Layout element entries
=====

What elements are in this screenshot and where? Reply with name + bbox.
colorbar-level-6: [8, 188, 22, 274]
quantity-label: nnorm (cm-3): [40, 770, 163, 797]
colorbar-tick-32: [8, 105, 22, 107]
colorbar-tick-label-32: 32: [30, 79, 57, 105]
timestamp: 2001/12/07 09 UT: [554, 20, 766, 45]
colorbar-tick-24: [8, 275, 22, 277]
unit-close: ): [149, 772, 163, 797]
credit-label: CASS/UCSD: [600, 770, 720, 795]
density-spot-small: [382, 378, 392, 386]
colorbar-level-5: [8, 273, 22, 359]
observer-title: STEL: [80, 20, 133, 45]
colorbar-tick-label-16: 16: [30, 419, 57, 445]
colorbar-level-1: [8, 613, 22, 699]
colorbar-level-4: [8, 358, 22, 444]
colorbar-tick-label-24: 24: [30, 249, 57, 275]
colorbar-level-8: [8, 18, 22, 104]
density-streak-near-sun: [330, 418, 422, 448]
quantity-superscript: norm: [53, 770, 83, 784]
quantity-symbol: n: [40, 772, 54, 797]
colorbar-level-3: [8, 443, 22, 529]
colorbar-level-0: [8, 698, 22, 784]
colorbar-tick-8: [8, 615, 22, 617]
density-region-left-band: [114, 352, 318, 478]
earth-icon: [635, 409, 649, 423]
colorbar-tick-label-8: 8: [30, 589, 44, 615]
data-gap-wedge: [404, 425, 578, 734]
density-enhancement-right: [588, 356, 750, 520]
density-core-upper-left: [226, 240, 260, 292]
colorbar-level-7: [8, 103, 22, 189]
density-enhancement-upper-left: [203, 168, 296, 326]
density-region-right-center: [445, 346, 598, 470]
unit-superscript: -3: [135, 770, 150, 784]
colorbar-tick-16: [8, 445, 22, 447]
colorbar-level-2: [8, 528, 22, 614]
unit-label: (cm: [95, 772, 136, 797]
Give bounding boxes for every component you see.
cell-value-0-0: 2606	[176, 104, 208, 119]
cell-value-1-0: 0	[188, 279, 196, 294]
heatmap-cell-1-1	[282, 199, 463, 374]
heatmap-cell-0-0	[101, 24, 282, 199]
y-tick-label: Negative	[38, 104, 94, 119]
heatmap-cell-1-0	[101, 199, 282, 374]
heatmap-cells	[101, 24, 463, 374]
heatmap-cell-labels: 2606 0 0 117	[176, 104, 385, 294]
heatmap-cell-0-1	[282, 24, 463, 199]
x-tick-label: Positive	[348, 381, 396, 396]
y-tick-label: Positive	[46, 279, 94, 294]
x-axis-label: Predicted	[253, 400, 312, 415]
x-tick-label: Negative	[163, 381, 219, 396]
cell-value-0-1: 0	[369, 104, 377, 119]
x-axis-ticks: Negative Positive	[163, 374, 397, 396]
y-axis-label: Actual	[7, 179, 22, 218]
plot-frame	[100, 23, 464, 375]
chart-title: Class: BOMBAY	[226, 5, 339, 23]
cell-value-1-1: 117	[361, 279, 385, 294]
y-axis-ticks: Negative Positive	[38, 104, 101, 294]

=====

▶ AIM OF THE TASK
Please print every one of the rows above again, word for word and in the same order.

▶ RESULT OF THIS EXERCISE
What elements are in this screenshot and where? Reply with name + bbox.
colorbar-level-6: [8, 188, 22, 274]
quantity-label: nnorm (cm-3): [40, 770, 163, 797]
colorbar-tick-32: [8, 105, 22, 107]
colorbar-tick-label-32: 32: [30, 79, 57, 105]
timestamp: 2001/12/07 09 UT: [554, 20, 766, 45]
colorbar-tick-24: [8, 275, 22, 277]
unit-close: ): [149, 772, 163, 797]
credit-label: CASS/UCSD: [600, 770, 720, 795]
density-spot-small: [382, 378, 392, 386]
colorbar-level-5: [8, 273, 22, 359]
observer-title: STEL: [80, 20, 133, 45]
colorbar-tick-label-16: 16: [30, 419, 57, 445]
colorbar-level-1: [8, 613, 22, 699]
colorbar-level-4: [8, 358, 22, 444]
colorbar-tick-label-24: 24: [30, 249, 57, 275]
colorbar-level-8: [8, 18, 22, 104]
density-streak-near-sun: [330, 418, 422, 448]
quantity-superscript: norm: [53, 770, 83, 784]
quantity-symbol: n: [40, 772, 54, 797]
colorbar-level-3: [8, 443, 22, 529]
colorbar-level-0: [8, 698, 22, 784]
colorbar-tick-8: [8, 615, 22, 617]
density-region-left-band: [114, 352, 318, 478]
earth-icon: [635, 409, 649, 423]
colorbar-tick-label-8: 8: [30, 589, 44, 615]
data-gap-wedge: [404, 425, 578, 734]
density-enhancement-right: [588, 356, 750, 520]
density-core-upper-left: [226, 240, 260, 292]
colorbar-level-7: [8, 103, 22, 189]
density-enhancement-upper-left: [203, 168, 296, 326]
density-region-right-center: [445, 346, 598, 470]
unit-superscript: -3: [135, 770, 150, 784]
colorbar-tick-16: [8, 445, 22, 447]
colorbar-level-2: [8, 528, 22, 614]
unit-label: (cm: [95, 772, 136, 797]
Give bounding boxes for every component you see.
cell-value-0-0: 2606	[176, 104, 208, 119]
cell-value-1-0: 0	[188, 279, 196, 294]
heatmap-cell-1-1	[282, 199, 463, 374]
heatmap-cell-0-0	[101, 24, 282, 199]
y-tick-label: Negative	[38, 104, 94, 119]
heatmap-cell-1-0	[101, 199, 282, 374]
heatmap-cells	[101, 24, 463, 374]
heatmap-cell-labels: 2606 0 0 117	[176, 104, 385, 294]
heatmap-cell-0-1	[282, 24, 463, 199]
x-tick-label: Positive	[348, 381, 396, 396]
y-tick-label: Positive	[46, 279, 94, 294]
x-axis-label: Predicted	[253, 400, 312, 415]
x-tick-label: Negative	[163, 381, 219, 396]
cell-value-0-1: 0	[369, 104, 377, 119]
x-axis-ticks: Negative Positive	[163, 374, 397, 396]
y-axis-label: Actual	[7, 179, 22, 218]
plot-frame	[100, 23, 464, 375]
chart-title: Class: BOMBAY	[226, 5, 339, 23]
cell-value-1-1: 117	[361, 279, 385, 294]
y-axis-ticks: Negative Positive	[38, 104, 101, 294]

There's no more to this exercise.